#### Exercise data

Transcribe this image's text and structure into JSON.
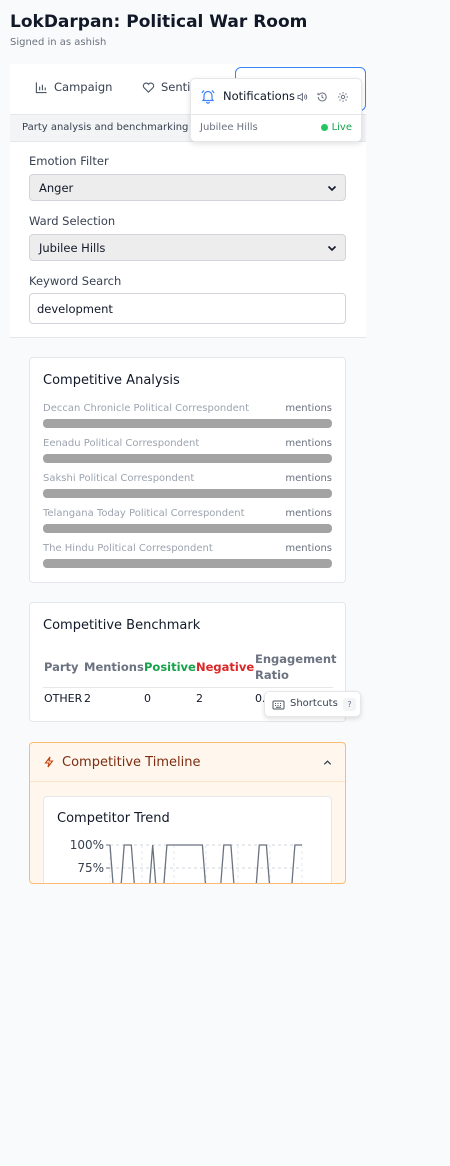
{
  "header": {
    "title": "LokDarpan: Political War Room",
    "signed_in": "Signed in as ashish"
  },
  "tabs": [
    {
      "label": "Campaign",
      "icon": "bar-chart-icon"
    },
    {
      "label": "Senti",
      "icon": "heart-icon"
    }
  ],
  "subtitle": "Party analysis and benchmarking",
  "filters": {
    "emotion_label": "Emotion Filter",
    "emotion_value": "Anger",
    "ward_label": "Ward Selection",
    "ward_value": "Jubilee Hills",
    "keyword_label": "Keyword Search",
    "keyword_value": "development"
  },
  "competitive_analysis": {
    "title": "Competitive Analysis",
    "items": [
      {
        "label": "Deccan Chronicle Political Correspondent",
        "suffix": "mentions",
        "fill": 1.0
      },
      {
        "label": "Eenadu Political Correspondent",
        "suffix": "mentions",
        "fill": 1.0
      },
      {
        "label": "Sakshi Political Correspondent",
        "suffix": "mentions",
        "fill": 1.0
      },
      {
        "label": "Telangana Today Political Correspondent",
        "suffix": "mentions",
        "fill": 1.0
      },
      {
        "label": "The Hindu Political Correspondent",
        "suffix": "mentions",
        "fill": 1.0
      }
    ]
  },
  "benchmark": {
    "title": "Competitive Benchmark",
    "headers": {
      "party": "Party",
      "mentions": "Mentions",
      "positive": "Positive",
      "negative": "Negative",
      "engagement_line1": "Engagement",
      "engagement_line2": "Ratio"
    },
    "rows": [
      {
        "party": "OTHER",
        "mentions": "2",
        "positive": "0",
        "negative": "2",
        "ratio": "0."
      }
    ],
    "colors": {
      "positive": "#16a34a",
      "negative": "#dc2626"
    }
  },
  "timeline": {
    "title": "Competitive Timeline",
    "trend_title": "Competitor Trend"
  },
  "chart_data": {
    "type": "line",
    "title": "Competitor Trend",
    "yticks": [
      "100%",
      "75%"
    ],
    "ylim": [
      0,
      1
    ],
    "grid": true,
    "series": [
      {
        "values": [
          1,
          0,
          1,
          1,
          0,
          0,
          1,
          0,
          1,
          1,
          1,
          1,
          1,
          1,
          0,
          0,
          1,
          1,
          0,
          0,
          0,
          1,
          1,
          0,
          0,
          0,
          1,
          1
        ]
      }
    ]
  },
  "notifications": {
    "title": "Notifications",
    "ward": "Jubilee Hills",
    "status": "Live",
    "icons": [
      "bell-icon",
      "sound-icon",
      "history-icon",
      "settings-icon"
    ]
  },
  "shortcuts": {
    "label": "Shortcuts",
    "key": "?"
  }
}
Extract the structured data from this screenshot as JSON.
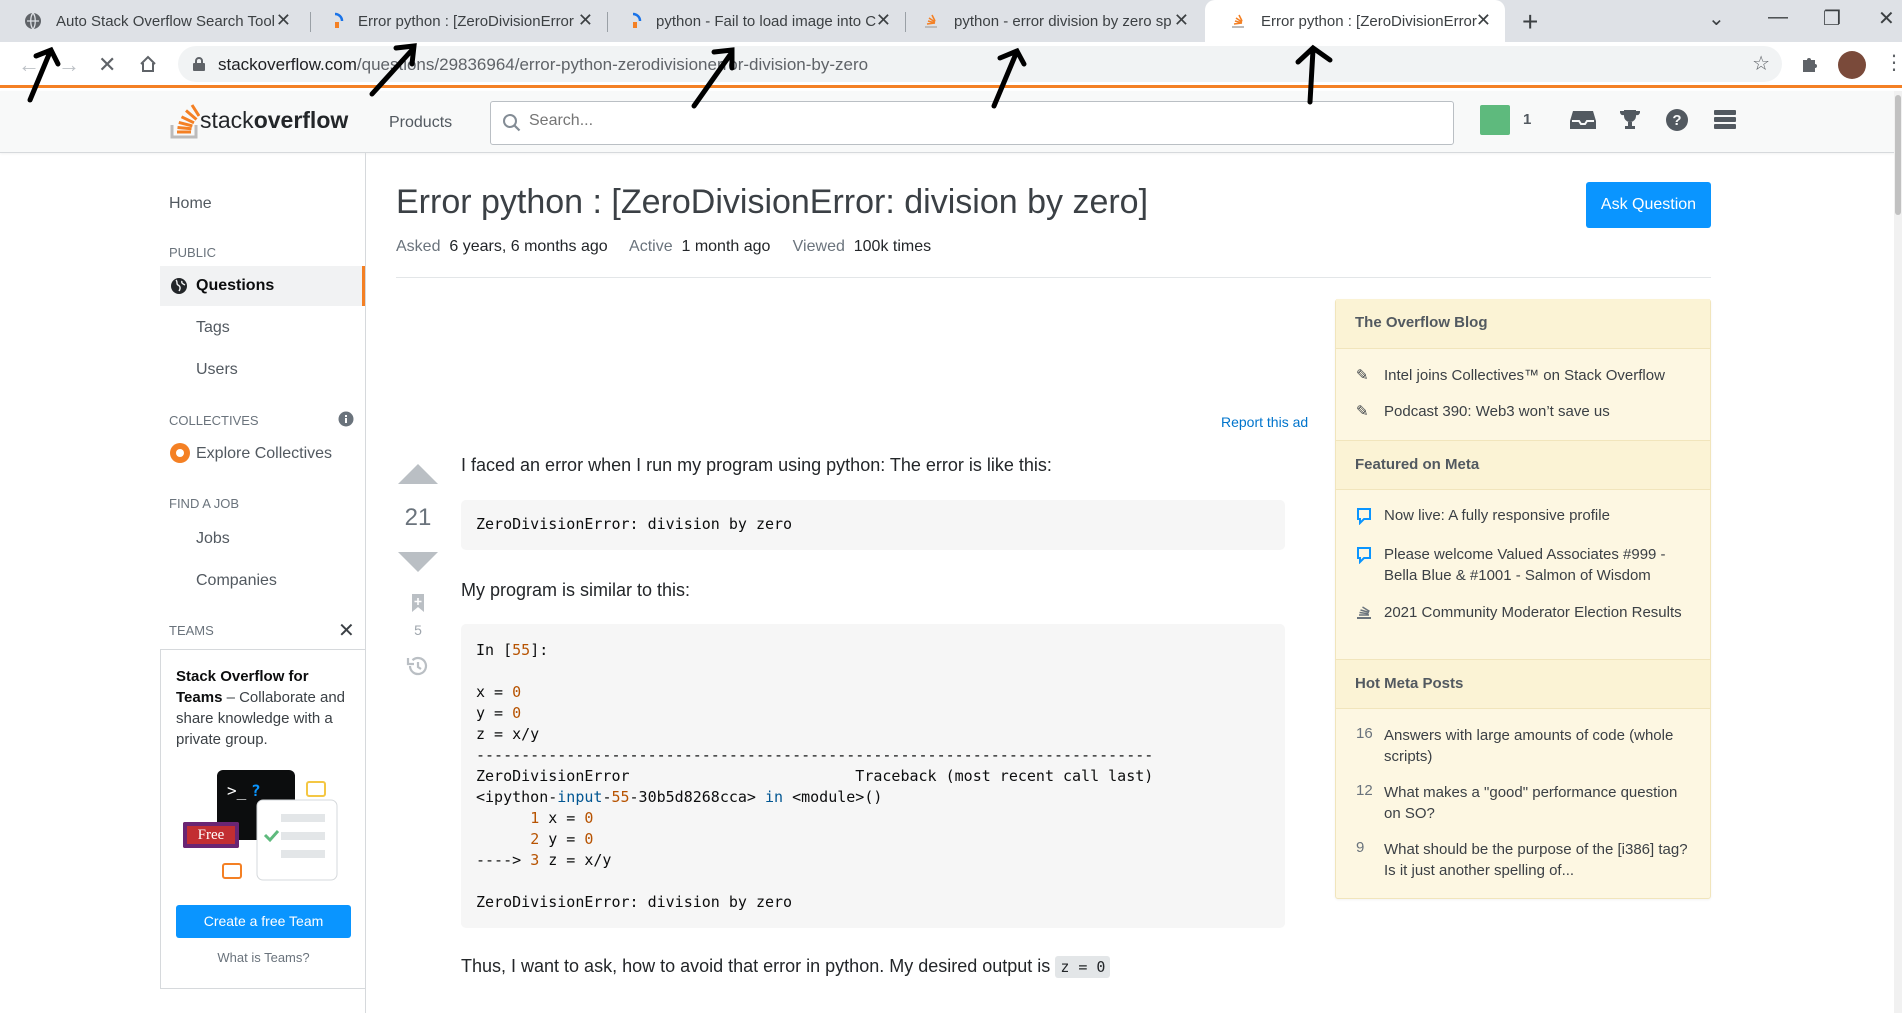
{
  "browser": {
    "tabs": [
      {
        "title": "Auto Stack Overflow Search Tool",
        "active": false
      },
      {
        "title": "Error python : [ZeroDivisionError",
        "active": false
      },
      {
        "title": "python - Fail to load image into C",
        "active": false
      },
      {
        "title": "python - error division by zero sp",
        "active": false
      },
      {
        "title": "Error python : [ZeroDivisionError",
        "active": true
      }
    ],
    "url_domain": "stackoverflow.com",
    "url_path": "/questions/29836964/error-python-zerodivisionerror-division-by-zero"
  },
  "header": {
    "logo_stack": "stack",
    "logo_overflow": "overflow",
    "products": "Products",
    "search_placeholder": "Search...",
    "rep_count": "1"
  },
  "leftnav": {
    "home": "Home",
    "public": "PUBLIC",
    "questions": "Questions",
    "tags": "Tags",
    "users": "Users",
    "collectives": "COLLECTIVES",
    "explore_collectives": "Explore Collectives",
    "find_job": "FIND A JOB",
    "jobs": "Jobs",
    "companies": "Companies",
    "teams": "TEAMS",
    "teams_title": "Stack Overflow for Teams",
    "teams_desc": " – Collaborate and share knowledge with a private group.",
    "free_badge": "Free",
    "create_team": "Create a free Team",
    "what_is_teams": "What is Teams?"
  },
  "question": {
    "title": "Error python : [ZeroDivisionError: division by zero]",
    "ask_button": "Ask Question",
    "asked_label": "Asked",
    "asked_value": "6 years, 6 months ago",
    "active_label": "Active",
    "active_value": "1 month ago",
    "viewed_label": "Viewed",
    "viewed_value": "100k times",
    "report_ad": "Report this ad",
    "votes": "21",
    "bookmarks": "5",
    "body_p1": "I faced an error when I run my program using python: The error is like this:",
    "code1": "ZeroDivisionError: division by zero",
    "body_p2": "My program is similar to this:",
    "code2_in": "In [",
    "code2_in_num": "55",
    "code2_in_end": "]:",
    "code2_x": "x = ",
    "code2_y": "y = ",
    "code2_z": "z = x/y",
    "code2_zero": "0",
    "code2_dashes": "---------------------------------------------------------------------------",
    "code2_err": "ZeroDivisionError                         Traceback (most recent call last)",
    "code2_ipy_a": "<ipython-",
    "code2_ipy_b": "input",
    "code2_ipy_c": "-",
    "code2_ipy_d": "55",
    "code2_ipy_e": "-30b5d8268cca> ",
    "code2_ipy_in": "in",
    "code2_ipy_mod": " <module>()",
    "code2_l1_num": "1",
    "code2_l1": " x = ",
    "code2_l2_num": "2",
    "code2_l2": " y = ",
    "code2_arrow": "----> ",
    "code2_l3_num": "3",
    "code2_l3": " z = x/y",
    "code2_final": "ZeroDivisionError: division by zero",
    "body_p3": "Thus, I want to ask, how to avoid that error in python. My desired output is ",
    "inline_code": "z = 0"
  },
  "sidebar": {
    "blog_title": "The Overflow Blog",
    "blog_items": [
      "Intel joins Collectives™ on Stack Overflow",
      "Podcast 390: Web3 won’t save us"
    ],
    "meta_title": "Featured on Meta",
    "meta_items": [
      "Now live: A fully responsive profile",
      "Please welcome Valued Associates #999 - Bella Blue & #1001 - Salmon of Wisdom",
      "2021 Community Moderator Election Results"
    ],
    "hot_title": "Hot Meta Posts",
    "hot_items": [
      {
        "count": "16",
        "text": "Answers with large amounts of code (whole scripts)"
      },
      {
        "count": "12",
        "text": "What makes a \"good\" performance question on SO?"
      },
      {
        "count": "9",
        "text": "What should be the purpose of the [i386] tag? Is it just another spelling of..."
      }
    ]
  },
  "colors": {
    "accent": "#f48024",
    "blue": "#0a95ff"
  }
}
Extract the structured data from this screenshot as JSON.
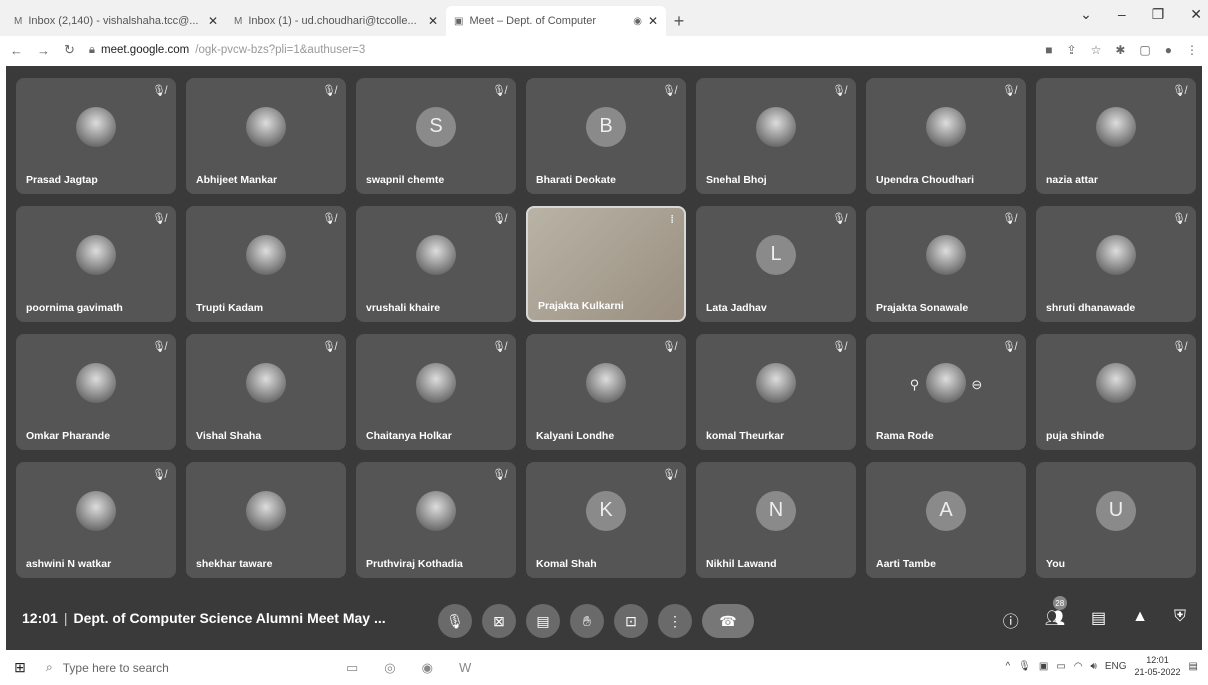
{
  "browser": {
    "tabs": [
      {
        "label": "Inbox (2,140) - vishalshaha.tcc@...",
        "icon": "gmail-icon",
        "active": false
      },
      {
        "label": "Inbox (1) - ud.choudhari@tccolle...",
        "icon": "gmail-icon",
        "active": false
      },
      {
        "label": "Meet – Dept. of Computer",
        "icon": "meet-icon",
        "active": true
      }
    ],
    "new_tab_label": "+",
    "url_host": "meet.google.com",
    "url_path": "/ogk-pvcw-bzs?pli=1&authuser=3"
  },
  "meeting": {
    "time": "12:01",
    "title": "Dept. of Computer Science Alumni Meet May ...",
    "participant_count": "28"
  },
  "participants": [
    {
      "name": "Prasad Jagtap",
      "avatar": "photo",
      "letter": "",
      "muted": true
    },
    {
      "name": "Abhijeet Mankar",
      "avatar": "photo",
      "letter": "",
      "muted": true
    },
    {
      "name": "swapnil chemte",
      "avatar": "letter",
      "letter": "S",
      "muted": true
    },
    {
      "name": "Bharati Deokate",
      "avatar": "letter",
      "letter": "B",
      "muted": true
    },
    {
      "name": "Snehal Bhoj",
      "avatar": "photo",
      "letter": "",
      "muted": true
    },
    {
      "name": "Upendra Choudhari",
      "avatar": "photo",
      "letter": "",
      "muted": true
    },
    {
      "name": "nazia attar",
      "avatar": "photo",
      "letter": "",
      "muted": true
    },
    {
      "name": "poornima gavimath",
      "avatar": "photo",
      "letter": "",
      "muted": true
    },
    {
      "name": "Trupti Kadam",
      "avatar": "photo",
      "letter": "",
      "muted": true
    },
    {
      "name": "vrushali khaire",
      "avatar": "photo",
      "letter": "",
      "muted": true
    },
    {
      "name": "Prajakta Kulkarni",
      "avatar": "video",
      "letter": "",
      "muted": false
    },
    {
      "name": "Lata Jadhav",
      "avatar": "letter",
      "letter": "L",
      "muted": true
    },
    {
      "name": "Prajakta Sonawale",
      "avatar": "photo",
      "letter": "",
      "muted": true
    },
    {
      "name": "shruti dhanawade",
      "avatar": "photo",
      "letter": "",
      "muted": true
    },
    {
      "name": "Omkar Pharande",
      "avatar": "photo",
      "letter": "",
      "muted": true
    },
    {
      "name": "Vishal Shaha",
      "avatar": "photo",
      "letter": "",
      "muted": true
    },
    {
      "name": "Chaitanya Holkar",
      "avatar": "photo",
      "letter": "",
      "muted": true
    },
    {
      "name": "Kalyani Londhe",
      "avatar": "photo",
      "letter": "",
      "muted": true
    },
    {
      "name": "komal Theurkar",
      "avatar": "photo",
      "letter": "",
      "muted": true
    },
    {
      "name": "Rama Rode",
      "avatar": "photo",
      "letter": "",
      "muted": true
    },
    {
      "name": "puja shinde",
      "avatar": "photo",
      "letter": "",
      "muted": true
    },
    {
      "name": "ashwini N watkar",
      "avatar": "photo",
      "letter": "",
      "muted": true
    },
    {
      "name": "shekhar taware",
      "avatar": "photo",
      "letter": "",
      "muted": false
    },
    {
      "name": "Pruthviraj Kothadia",
      "avatar": "photo",
      "letter": "",
      "muted": true
    },
    {
      "name": "Komal Shah",
      "avatar": "letter",
      "letter": "K",
      "muted": true
    },
    {
      "name": "Nikhil Lawand",
      "avatar": "letter",
      "letter": "N",
      "muted": false
    },
    {
      "name": "Aarti Tambe",
      "avatar": "letter",
      "letter": "A",
      "muted": false
    },
    {
      "name": "You",
      "avatar": "letter",
      "letter": "U",
      "muted": false
    }
  ],
  "taskbar": {
    "search_placeholder": "Type here to search",
    "lang": "ENG",
    "time": "12:01",
    "date": "21-05-2022"
  },
  "colors": {
    "stage_bg": "#3a3a3a",
    "tile_bg": "#555555",
    "end_call": "#777777"
  }
}
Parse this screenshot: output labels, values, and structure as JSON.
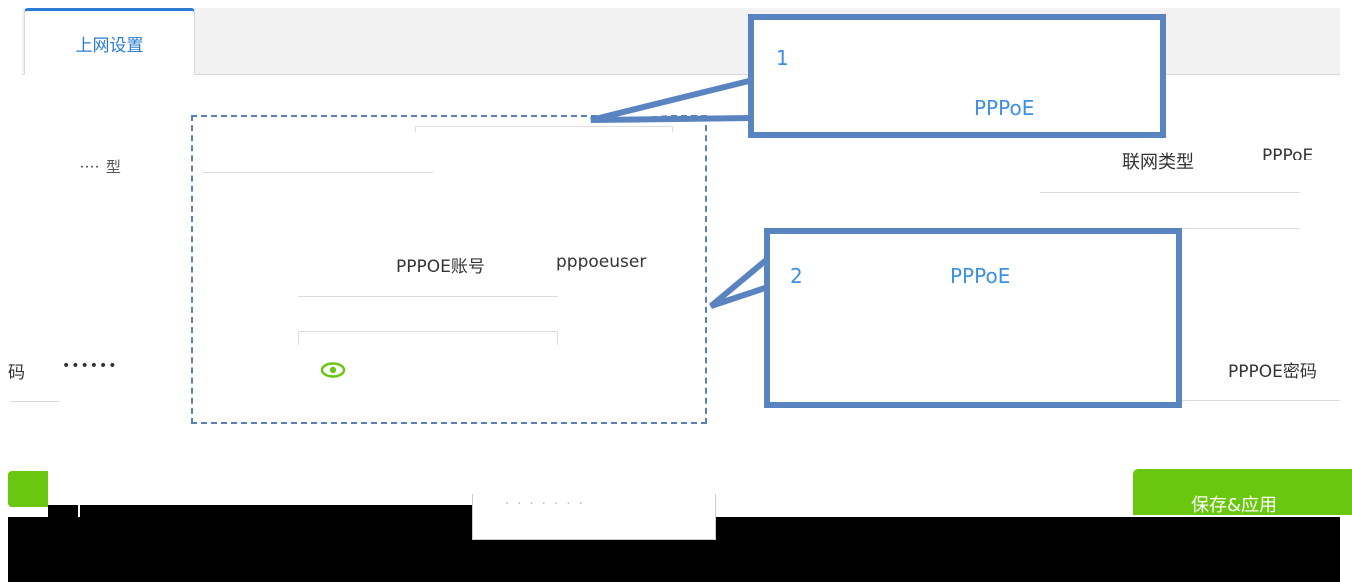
{
  "tabs": [
    {
      "label": "上网设置",
      "active": true
    }
  ],
  "form": {
    "connection_type": {
      "label": "联网类型",
      "value": "PPPoE"
    },
    "pppoe_account": {
      "label": "PPPOE账号",
      "value": "pppoeuser"
    },
    "pppoe_password": {
      "label": "PPPOE密码",
      "value": "••••••"
    },
    "partial_password_label": "码"
  },
  "callouts": [
    {
      "number": "1",
      "text": "PPPoE"
    },
    {
      "number": "2",
      "text": "PPPoE"
    }
  ],
  "buttons": {
    "save_label": "保存&应用"
  },
  "icons": {
    "eye": "eye-icon"
  },
  "colors": {
    "accent_blue": "#2b7bd6",
    "callout_border": "#5a84c0",
    "green_button": "#6ac70f",
    "eye_green": "#6ac70f"
  }
}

########

### Exercise objective
Give nothing but the number of lines containing the string "JSON".

### Answer in full
4